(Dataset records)
==========

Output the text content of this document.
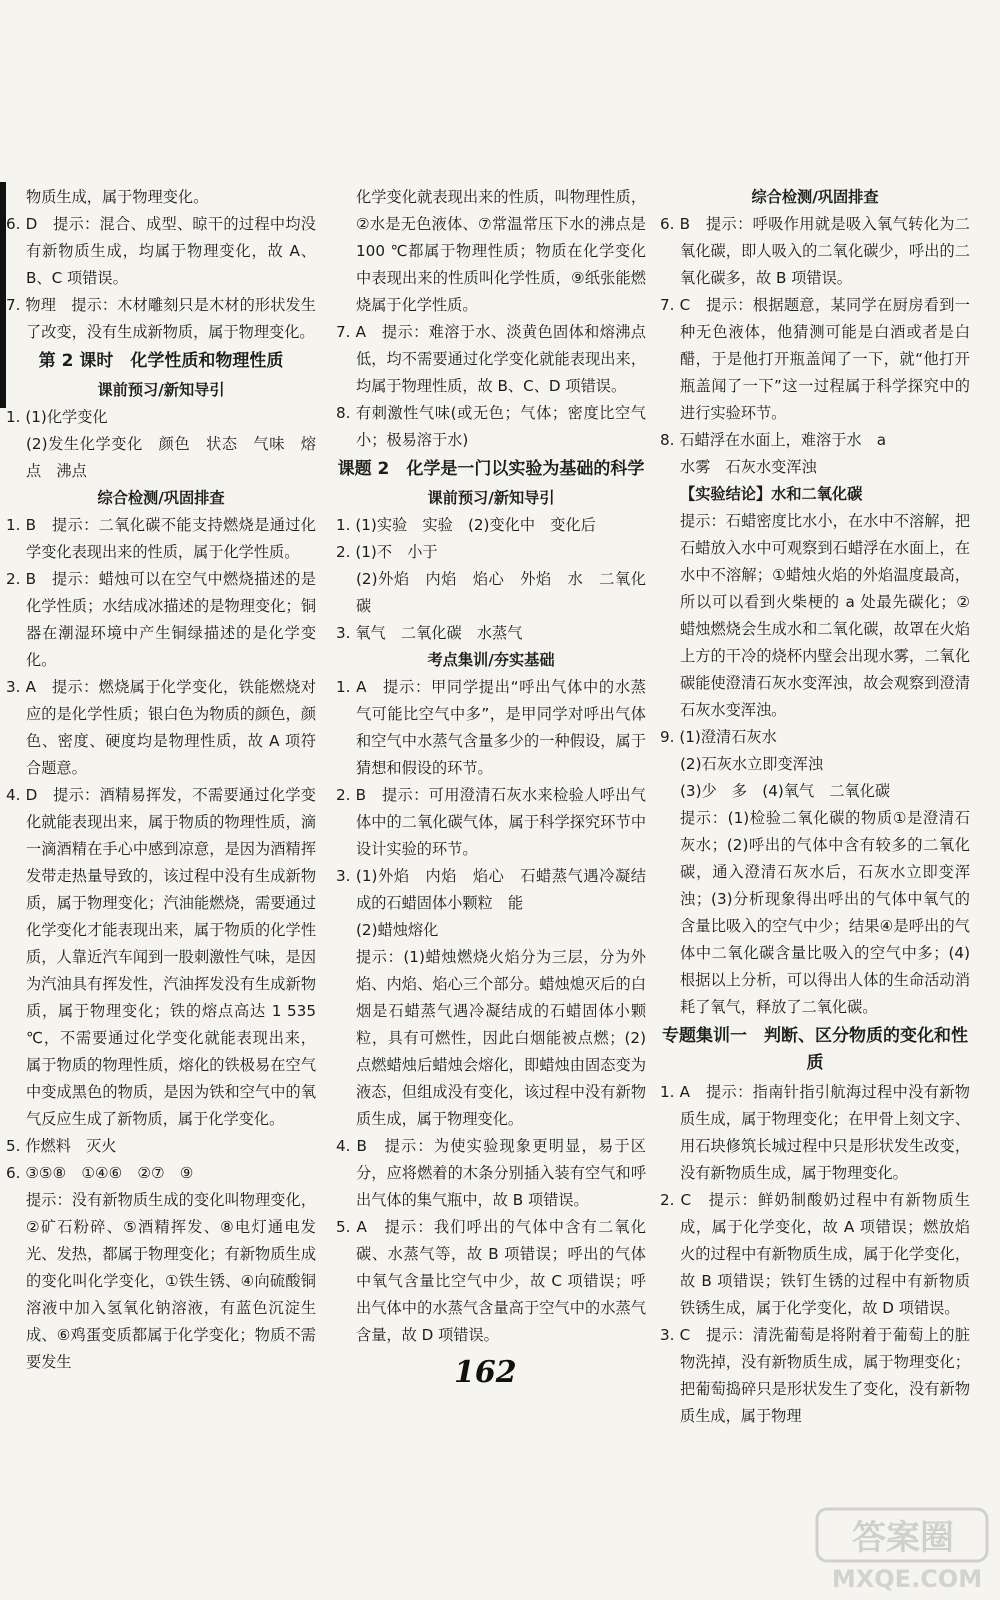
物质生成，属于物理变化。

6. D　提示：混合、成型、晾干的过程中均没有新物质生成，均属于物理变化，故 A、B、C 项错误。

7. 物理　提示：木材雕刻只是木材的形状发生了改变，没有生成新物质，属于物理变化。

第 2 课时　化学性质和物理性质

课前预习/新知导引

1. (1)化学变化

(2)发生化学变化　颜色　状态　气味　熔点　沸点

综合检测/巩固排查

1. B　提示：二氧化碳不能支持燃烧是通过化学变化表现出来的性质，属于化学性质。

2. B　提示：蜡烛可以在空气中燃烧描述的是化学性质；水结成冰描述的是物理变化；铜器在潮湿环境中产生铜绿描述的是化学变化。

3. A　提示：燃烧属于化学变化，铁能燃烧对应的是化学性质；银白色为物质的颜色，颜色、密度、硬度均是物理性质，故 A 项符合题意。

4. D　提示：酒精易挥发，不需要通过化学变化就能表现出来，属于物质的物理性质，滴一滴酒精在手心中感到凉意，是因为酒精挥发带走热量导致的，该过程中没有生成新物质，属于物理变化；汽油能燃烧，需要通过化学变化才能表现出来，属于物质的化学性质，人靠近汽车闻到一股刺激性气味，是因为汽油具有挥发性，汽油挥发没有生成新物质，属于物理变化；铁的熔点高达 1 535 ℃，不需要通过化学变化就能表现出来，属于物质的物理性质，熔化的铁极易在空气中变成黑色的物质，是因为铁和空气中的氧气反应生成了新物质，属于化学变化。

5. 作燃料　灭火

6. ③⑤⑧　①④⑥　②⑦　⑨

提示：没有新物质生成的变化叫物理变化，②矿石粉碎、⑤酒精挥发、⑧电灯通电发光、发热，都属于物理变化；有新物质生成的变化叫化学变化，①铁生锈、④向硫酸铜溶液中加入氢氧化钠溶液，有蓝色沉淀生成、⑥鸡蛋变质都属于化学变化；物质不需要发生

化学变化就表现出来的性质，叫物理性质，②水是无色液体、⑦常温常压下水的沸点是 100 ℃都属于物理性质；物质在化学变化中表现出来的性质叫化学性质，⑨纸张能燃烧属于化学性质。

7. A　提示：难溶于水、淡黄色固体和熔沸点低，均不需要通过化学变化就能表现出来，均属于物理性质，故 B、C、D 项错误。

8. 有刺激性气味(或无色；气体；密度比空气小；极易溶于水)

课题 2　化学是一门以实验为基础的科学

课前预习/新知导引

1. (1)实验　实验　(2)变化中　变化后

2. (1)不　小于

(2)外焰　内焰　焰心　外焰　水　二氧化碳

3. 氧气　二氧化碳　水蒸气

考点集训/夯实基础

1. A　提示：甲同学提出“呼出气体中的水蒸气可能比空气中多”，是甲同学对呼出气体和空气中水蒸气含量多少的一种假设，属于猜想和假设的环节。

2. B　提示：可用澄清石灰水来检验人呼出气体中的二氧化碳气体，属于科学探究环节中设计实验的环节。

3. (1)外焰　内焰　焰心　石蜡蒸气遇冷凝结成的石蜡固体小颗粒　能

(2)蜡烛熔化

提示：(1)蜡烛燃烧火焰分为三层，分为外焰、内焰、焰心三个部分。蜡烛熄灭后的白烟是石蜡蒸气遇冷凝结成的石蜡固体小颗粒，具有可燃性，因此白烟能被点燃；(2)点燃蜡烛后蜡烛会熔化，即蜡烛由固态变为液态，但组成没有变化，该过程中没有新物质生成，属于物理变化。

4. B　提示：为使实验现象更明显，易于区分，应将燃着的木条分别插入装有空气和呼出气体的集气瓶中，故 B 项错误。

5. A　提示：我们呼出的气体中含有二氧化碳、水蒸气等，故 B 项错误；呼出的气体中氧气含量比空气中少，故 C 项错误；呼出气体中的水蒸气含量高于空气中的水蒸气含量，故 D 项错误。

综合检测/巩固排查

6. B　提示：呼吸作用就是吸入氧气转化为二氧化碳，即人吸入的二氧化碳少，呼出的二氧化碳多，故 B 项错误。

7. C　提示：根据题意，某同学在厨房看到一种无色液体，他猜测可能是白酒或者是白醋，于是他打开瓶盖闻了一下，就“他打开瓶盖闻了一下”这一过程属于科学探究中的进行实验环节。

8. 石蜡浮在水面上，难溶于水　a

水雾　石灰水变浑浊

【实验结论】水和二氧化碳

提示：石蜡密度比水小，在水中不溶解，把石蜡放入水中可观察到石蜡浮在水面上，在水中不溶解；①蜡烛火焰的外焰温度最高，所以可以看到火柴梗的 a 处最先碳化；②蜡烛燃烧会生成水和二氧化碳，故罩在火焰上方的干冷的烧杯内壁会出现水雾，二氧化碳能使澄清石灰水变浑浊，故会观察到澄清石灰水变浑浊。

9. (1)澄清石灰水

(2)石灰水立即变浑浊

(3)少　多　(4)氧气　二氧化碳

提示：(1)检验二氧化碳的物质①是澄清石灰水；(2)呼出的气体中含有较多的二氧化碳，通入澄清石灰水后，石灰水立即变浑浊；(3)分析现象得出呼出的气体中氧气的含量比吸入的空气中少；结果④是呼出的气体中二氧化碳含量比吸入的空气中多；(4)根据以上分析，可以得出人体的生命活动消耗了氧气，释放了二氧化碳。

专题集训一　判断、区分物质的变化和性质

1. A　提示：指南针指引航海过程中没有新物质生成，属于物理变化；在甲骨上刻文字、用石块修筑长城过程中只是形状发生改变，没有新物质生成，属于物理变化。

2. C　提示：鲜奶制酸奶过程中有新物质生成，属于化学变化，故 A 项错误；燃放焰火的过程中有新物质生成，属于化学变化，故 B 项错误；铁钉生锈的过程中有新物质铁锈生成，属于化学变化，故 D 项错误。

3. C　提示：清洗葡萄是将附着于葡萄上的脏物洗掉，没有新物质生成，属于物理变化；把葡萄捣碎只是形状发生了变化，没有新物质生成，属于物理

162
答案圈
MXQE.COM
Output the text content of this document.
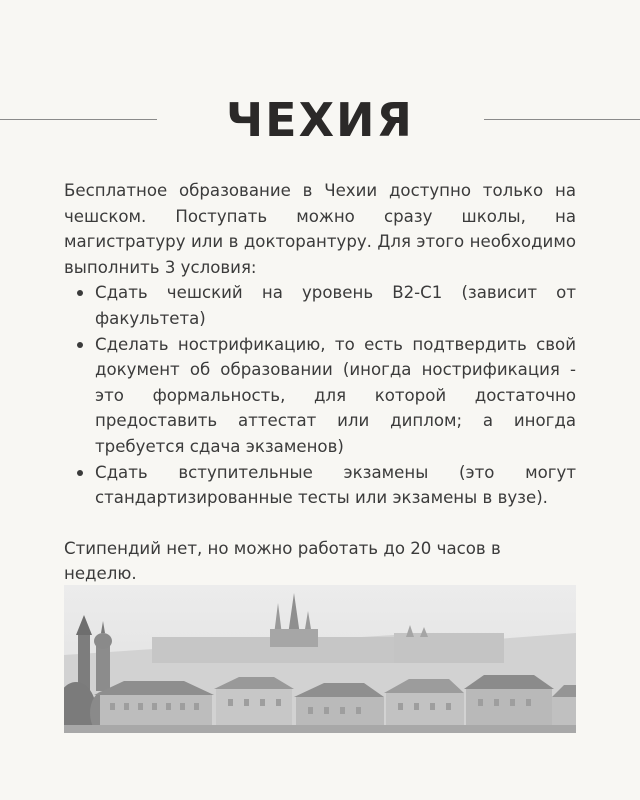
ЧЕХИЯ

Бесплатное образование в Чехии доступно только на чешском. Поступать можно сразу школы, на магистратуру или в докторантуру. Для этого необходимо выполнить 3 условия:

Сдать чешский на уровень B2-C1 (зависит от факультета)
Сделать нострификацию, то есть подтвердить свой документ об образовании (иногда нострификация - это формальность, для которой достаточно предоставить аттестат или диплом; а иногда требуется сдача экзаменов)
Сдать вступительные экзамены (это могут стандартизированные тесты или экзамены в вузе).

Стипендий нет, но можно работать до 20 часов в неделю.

==========

- [Exercise requirements] Without including any picture, retype the entries exactly.

- [Result of this task]
Output the text content of this document.
物质生成，属于物理变化。

6. D　提示：混合、成型、晾干的过程中均没有新物质生成，均属于物理变化，故 A、B、C 项错误。

7. 物理　提示：木材雕刻只是木材的形状发生了改变，没有生成新物质，属于物理变化。

第 2 课时　化学性质和物理性质

课前预习/新知导引

1. (1)化学变化

(2)发生化学变化　颜色　状态　气味　熔点　沸点

综合检测/巩固排查

1. B　提示：二氧化碳不能支持燃烧是通过化学变化表现出来的性质，属于化学性质。

2. B　提示：蜡烛可以在空气中燃烧描述的是化学性质；水结成冰描述的是物理变化；铜器在潮湿环境中产生铜绿描述的是化学变化。

3. A　提示：燃烧属于化学变化，铁能燃烧对应的是化学性质；银白色为物质的颜色，颜色、密度、硬度均是物理性质，故 A 项符合题意。

4. D　提示：酒精易挥发，不需要通过化学变化就能表现出来，属于物质的物理性质，滴一滴酒精在手心中感到凉意，是因为酒精挥发带走热量导致的，该过程中没有生成新物质，属于物理变化；汽油能燃烧，需要通过化学变化才能表现出来，属于物质的化学性质，人靠近汽车闻到一股刺激性气味，是因为汽油具有挥发性，汽油挥发没有生成新物质，属于物理变化；铁的熔点高达 1 535 ℃，不需要通过化学变化就能表现出来，属于物质的物理性质，熔化的铁极易在空气中变成黑色的物质，是因为铁和空气中的氧气反应生成了新物质，属于化学变化。

5. 作燃料　灭火

6. ③⑤⑧　①④⑥　②⑦　⑨

提示：没有新物质生成的变化叫物理变化，②矿石粉碎、⑤酒精挥发、⑧电灯通电发光、发热，都属于物理变化；有新物质生成的变化叫化学变化，①铁生锈、④向硫酸铜溶液中加入氢氧化钠溶液，有蓝色沉淀生成、⑥鸡蛋变质都属于化学变化；物质不需要发生

化学变化就表现出来的性质，叫物理性质，②水是无色液体、⑦常温常压下水的沸点是 100 ℃都属于物理性质；物质在化学变化中表现出来的性质叫化学性质，⑨纸张能燃烧属于化学性质。

7. A　提示：难溶于水、淡黄色固体和熔沸点低，均不需要通过化学变化就能表现出来，均属于物理性质，故 B、C、D 项错误。

8. 有刺激性气味(或无色；气体；密度比空气小；极易溶于水)

课题 2　化学是一门以实验为基础的科学

课前预习/新知导引

1. (1)实验　实验　(2)变化中　变化后

2. (1)不　小于

(2)外焰　内焰　焰心　外焰　水　二氧化碳

3. 氧气　二氧化碳　水蒸气

考点集训/夯实基础

1. A　提示：甲同学提出“呼出气体中的水蒸气可能比空气中多”，是甲同学对呼出气体和空气中水蒸气含量多少的一种假设，属于猜想和假设的环节。

2. B　提示：可用澄清石灰水来检验人呼出气体中的二氧化碳气体，属于科学探究环节中设计实验的环节。

3. (1)外焰　内焰　焰心　石蜡蒸气遇冷凝结成的石蜡固体小颗粒　能

(2)蜡烛熔化

提示：(1)蜡烛燃烧火焰分为三层，分为外焰、内焰、焰心三个部分。蜡烛熄灭后的白烟是石蜡蒸气遇冷凝结成的石蜡固体小颗粒，具有可燃性，因此白烟能被点燃；(2)点燃蜡烛后蜡烛会熔化，即蜡烛由固态变为液态，但组成没有变化，该过程中没有新物质生成，属于物理变化。

4. B　提示：为使实验现象更明显，易于区分，应将燃着的木条分别插入装有空气和呼出气体的集气瓶中，故 B 项错误。

5. A　提示：我们呼出的气体中含有二氧化碳、水蒸气等，故 B 项错误；呼出的气体中氧气含量比空气中少，故 C 项错误；呼出气体中的水蒸气含量高于空气中的水蒸气含量，故 D 项错误。

综合检测/巩固排查

6. B　提示：呼吸作用就是吸入氧气转化为二氧化碳，即人吸入的二氧化碳少，呼出的二氧化碳多，故 B 项错误。

7. C　提示：根据题意，某同学在厨房看到一种无色液体，他猜测可能是白酒或者是白醋，于是他打开瓶盖闻了一下，就“他打开瓶盖闻了一下”这一过程属于科学探究中的进行实验环节。

8. 石蜡浮在水面上，难溶于水　a

水雾　石灰水变浑浊

【实验结论】水和二氧化碳

提示：石蜡密度比水小，在水中不溶解，把石蜡放入水中可观察到石蜡浮在水面上，在水中不溶解；①蜡烛火焰的外焰温度最高，所以可以看到火柴梗的 a 处最先碳化；②蜡烛燃烧会生成水和二氧化碳，故罩在火焰上方的干冷的烧杯内壁会出现水雾，二氧化碳能使澄清石灰水变浑浊，故会观察到澄清石灰水变浑浊。

9. (1)澄清石灰水

(2)石灰水立即变浑浊

(3)少　多　(4)氧气　二氧化碳

提示：(1)检验二氧化碳的物质①是澄清石灰水；(2)呼出的气体中含有较多的二氧化碳，通入澄清石灰水后，石灰水立即变浑浊；(3)分析现象得出呼出的气体中氧气的含量比吸入的空气中少；结果④是呼出的气体中二氧化碳含量比吸入的空气中多；(4)根据以上分析，可以得出人体的生命活动消耗了氧气，释放了二氧化碳。

专题集训一　判断、区分物质的变化和性质

1. A　提示：指南针指引航海过程中没有新物质生成，属于物理变化；在甲骨上刻文字、用石块修筑长城过程中只是形状发生改变，没有新物质生成，属于物理变化。

2. C　提示：鲜奶制酸奶过程中有新物质生成，属于化学变化，故 A 项错误；燃放焰火的过程中有新物质生成，属于化学变化，故 B 项错误；铁钉生锈的过程中有新物质铁锈生成，属于化学变化，故 D 项错误。

3. C　提示：清洗葡萄是将附着于葡萄上的脏物洗掉，没有新物质生成，属于物理变化；把葡萄捣碎只是形状发生了变化，没有新物质生成，属于物理

162
答案圈
MXQE.COM
Output the text content of this document.
ЧЕХИЯ

Бесплатное образование в Чехии доступно только на чешском. Поступать можно сразу школы, на магистратуру или в докторантуру. Для этого необходимо выполнить 3 условия:

Сдать чешский на уровень B2-C1 (зависит от факультета)
Сделать нострификацию, то есть подтвердить свой документ об образовании (иногда нострификация - это формальность, для которой достаточно предоставить аттестат или диплом; а иногда требуется сдача экзаменов)
Сдать вступительные экзамены (это могут стандартизированные тесты или экзамены в вузе).

Стипендий нет, но можно работать до 20 часов в неделю.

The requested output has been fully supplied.